## What the task requires
Each record must be reproduced exactly as it is shown.

----------

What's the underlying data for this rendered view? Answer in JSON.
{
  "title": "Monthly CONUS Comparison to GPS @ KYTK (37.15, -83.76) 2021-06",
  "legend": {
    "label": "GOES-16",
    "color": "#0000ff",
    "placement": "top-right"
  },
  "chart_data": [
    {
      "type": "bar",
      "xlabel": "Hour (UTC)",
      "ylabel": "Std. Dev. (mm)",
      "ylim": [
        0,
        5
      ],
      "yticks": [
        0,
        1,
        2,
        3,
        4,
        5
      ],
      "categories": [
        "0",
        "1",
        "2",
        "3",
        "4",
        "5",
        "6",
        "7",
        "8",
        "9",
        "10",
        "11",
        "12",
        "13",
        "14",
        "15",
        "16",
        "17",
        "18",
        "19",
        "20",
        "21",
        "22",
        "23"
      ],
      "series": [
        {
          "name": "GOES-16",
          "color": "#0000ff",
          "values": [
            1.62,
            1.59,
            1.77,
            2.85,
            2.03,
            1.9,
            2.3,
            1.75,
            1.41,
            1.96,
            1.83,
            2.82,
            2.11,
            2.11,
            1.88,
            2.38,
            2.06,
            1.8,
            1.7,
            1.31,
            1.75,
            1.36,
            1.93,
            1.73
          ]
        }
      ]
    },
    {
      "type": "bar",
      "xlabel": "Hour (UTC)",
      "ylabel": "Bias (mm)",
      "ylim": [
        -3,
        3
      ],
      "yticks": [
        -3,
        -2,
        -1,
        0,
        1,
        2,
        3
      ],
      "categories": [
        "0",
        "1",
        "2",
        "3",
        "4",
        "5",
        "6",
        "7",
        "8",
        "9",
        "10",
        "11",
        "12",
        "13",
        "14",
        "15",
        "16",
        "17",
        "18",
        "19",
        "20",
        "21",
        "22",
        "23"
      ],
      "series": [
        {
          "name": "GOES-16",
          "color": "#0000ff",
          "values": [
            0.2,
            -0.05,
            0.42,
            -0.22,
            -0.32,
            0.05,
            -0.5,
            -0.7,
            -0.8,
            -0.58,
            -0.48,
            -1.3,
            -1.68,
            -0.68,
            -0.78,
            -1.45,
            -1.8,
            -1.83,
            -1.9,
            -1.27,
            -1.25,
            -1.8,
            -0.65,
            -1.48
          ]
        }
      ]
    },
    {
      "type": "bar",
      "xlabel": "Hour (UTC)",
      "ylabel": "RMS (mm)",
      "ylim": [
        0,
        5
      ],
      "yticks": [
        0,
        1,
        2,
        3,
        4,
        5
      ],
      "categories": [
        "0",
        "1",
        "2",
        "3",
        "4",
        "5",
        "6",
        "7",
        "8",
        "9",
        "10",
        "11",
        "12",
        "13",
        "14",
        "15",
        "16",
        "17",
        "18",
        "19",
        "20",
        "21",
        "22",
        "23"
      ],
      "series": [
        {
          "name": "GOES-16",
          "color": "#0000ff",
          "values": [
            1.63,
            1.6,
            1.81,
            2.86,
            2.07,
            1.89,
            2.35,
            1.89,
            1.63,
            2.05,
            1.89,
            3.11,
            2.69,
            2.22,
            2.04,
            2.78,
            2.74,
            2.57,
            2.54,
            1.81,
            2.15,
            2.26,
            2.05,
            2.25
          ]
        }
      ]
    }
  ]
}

----------

## Problem solution
What's the underlying data for this rendered view? Answer in JSON.
{
  "title": "Monthly CONUS Comparison to GPS @ KYTK (37.15, -83.76) 2021-06",
  "legend": {
    "label": "GOES-16",
    "color": "#0000ff",
    "placement": "top-right"
  },
  "chart_data": [
    {
      "type": "bar",
      "xlabel": "Hour (UTC)",
      "ylabel": "Std. Dev. (mm)",
      "ylim": [
        0,
        5
      ],
      "yticks": [
        0,
        1,
        2,
        3,
        4,
        5
      ],
      "categories": [
        "0",
        "1",
        "2",
        "3",
        "4",
        "5",
        "6",
        "7",
        "8",
        "9",
        "10",
        "11",
        "12",
        "13",
        "14",
        "15",
        "16",
        "17",
        "18",
        "19",
        "20",
        "21",
        "22",
        "23"
      ],
      "series": [
        {
          "name": "GOES-16",
          "color": "#0000ff",
          "values": [
            1.62,
            1.59,
            1.77,
            2.85,
            2.03,
            1.9,
            2.3,
            1.75,
            1.41,
            1.96,
            1.83,
            2.82,
            2.11,
            2.11,
            1.88,
            2.38,
            2.06,
            1.8,
            1.7,
            1.31,
            1.75,
            1.36,
            1.93,
            1.73
          ]
        }
      ]
    },
    {
      "type": "bar",
      "xlabel": "Hour (UTC)",
      "ylabel": "Bias (mm)",
      "ylim": [
        -3,
        3
      ],
      "yticks": [
        -3,
        -2,
        -1,
        0,
        1,
        2,
        3
      ],
      "categories": [
        "0",
        "1",
        "2",
        "3",
        "4",
        "5",
        "6",
        "7",
        "8",
        "9",
        "10",
        "11",
        "12",
        "13",
        "14",
        "15",
        "16",
        "17",
        "18",
        "19",
        "20",
        "21",
        "22",
        "23"
      ],
      "series": [
        {
          "name": "GOES-16",
          "color": "#0000ff",
          "values": [
            0.2,
            -0.05,
            0.42,
            -0.22,
            -0.32,
            0.05,
            -0.5,
            -0.7,
            -0.8,
            -0.58,
            -0.48,
            -1.3,
            -1.68,
            -0.68,
            -0.78,
            -1.45,
            -1.8,
            -1.83,
            -1.9,
            -1.27,
            -1.25,
            -1.8,
            -0.65,
            -1.48
          ]
        }
      ]
    },
    {
      "type": "bar",
      "xlabel": "Hour (UTC)",
      "ylabel": "RMS (mm)",
      "ylim": [
        0,
        5
      ],
      "yticks": [
        0,
        1,
        2,
        3,
        4,
        5
      ],
      "categories": [
        "0",
        "1",
        "2",
        "3",
        "4",
        "5",
        "6",
        "7",
        "8",
        "9",
        "10",
        "11",
        "12",
        "13",
        "14",
        "15",
        "16",
        "17",
        "18",
        "19",
        "20",
        "21",
        "22",
        "23"
      ],
      "series": [
        {
          "name": "GOES-16",
          "color": "#0000ff",
          "values": [
            1.63,
            1.6,
            1.81,
            2.86,
            2.07,
            1.89,
            2.35,
            1.89,
            1.63,
            2.05,
            1.89,
            3.11,
            2.69,
            2.22,
            2.04,
            2.78,
            2.74,
            2.57,
            2.54,
            1.81,
            2.15,
            2.26,
            2.05,
            2.25
          ]
        }
      ]
    }
  ]
}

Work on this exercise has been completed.